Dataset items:
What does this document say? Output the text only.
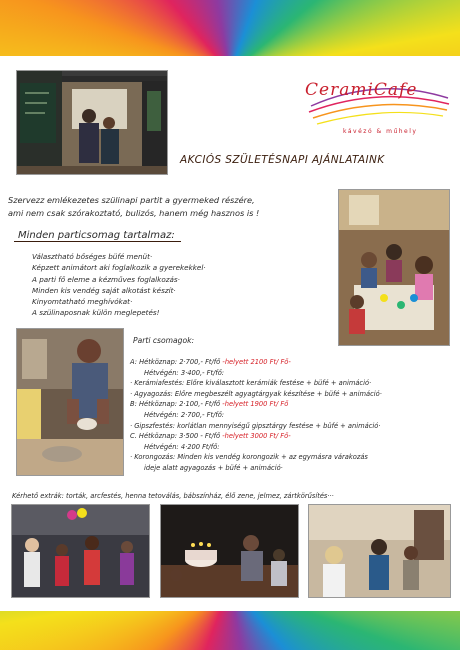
CeramiCafe
kávézó & műhely
AKCIÓS SZÜLETÉSNAPI AJÁNLATAINK

Szervezz emlékezetes szülinapi partit a gyermeked részére,

ami nem csak szórakoztató, bulizós, hanem még hasznos is !

Minden particsomag tartalmaz:
Választható bőséges büfé menüt·
Képzett animátort aki foglalkozik a gyerekekkel·
A parti fő eleme a kézműves foglalkozás·
Minden kis vendég saját alkotást készít·
Kinyomtatható meghívókat·
A szülinaposnak külön meglepetés!
Parti csomagok:
A: Hétköznap: 2·700,- Ft/fő -helyett 2100 Ft/ Fő-
Hétvégén: 3·400,- Ft/fő:
· Kerámiafestés: Előre kiválasztott kerámiák festése + büfé + animáció·
· Agyagozás: Előre megbeszélt agyagtárgyak készítése + büfé + animáció·
B: Hétköznap: 2·100,- Ft/fő -helyett 1900 Ft/ Fő
Hétvégén: 2·700,- Ft/fő:
· Gipszfestés: korlátlan mennyiségű gipsztárgy festése + büfé + animáció·
C. Hétköznap: 3·500 - Ft/fő -helyett 3000 Ft/ Fő-
Hétvégén: 4·200 Ft/fő:
· Korongozás: Minden kis vendég korongozik + az egymásra várakozás
ideje alatt agyagozás + büfé + animáció·
Kérhető extrák: torták, arcfestés, henna tetoválás, bábszínház, élő zene, jelmez, zártkörűsítés···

__EXERCISE PROMPT__
Retype the whole listing, keeping every line identical and omitting all pictures.

__EXERCISE ANSWER__
What does this document say? Output the text only.
CeramiCafe
kávézó & műhely
AKCIÓS SZÜLETÉSNAPI AJÁNLATAINK

Szervezz emlékezetes szülinapi partit a gyermeked részére,

ami nem csak szórakoztató, bulizós, hanem még hasznos is !

Minden particsomag tartalmaz:
Választható bőséges büfé menüt·
Képzett animátort aki foglalkozik a gyerekekkel·
A parti fő eleme a kézműves foglalkozás·
Minden kis vendég saját alkotást készít·
Kinyomtatható meghívókat·
A szülinaposnak külön meglepetés!
Parti csomagok:
A: Hétköznap: 2·700,- Ft/fő -helyett 2100 Ft/ Fő-
Hétvégén: 3·400,- Ft/fő:
· Kerámiafestés: Előre kiválasztott kerámiák festése + büfé + animáció·
· Agyagozás: Előre megbeszélt agyagtárgyak készítése + büfé + animáció·
B: Hétköznap: 2·100,- Ft/fő -helyett 1900 Ft/ Fő
Hétvégén: 2·700,- Ft/fő:
· Gipszfestés: korlátlan mennyiségű gipsztárgy festése + büfé + animáció·
C. Hétköznap: 3·500 - Ft/fő -helyett 3000 Ft/ Fő-
Hétvégén: 4·200 Ft/fő:
· Korongozás: Minden kis vendég korongozik + az egymásra várakozás
ideje alatt agyagozás + büfé + animáció·
Kérhető extrák: torták, arcfestés, henna tetoválás, bábszínház, élő zene, jelmez, zártkörűsítés···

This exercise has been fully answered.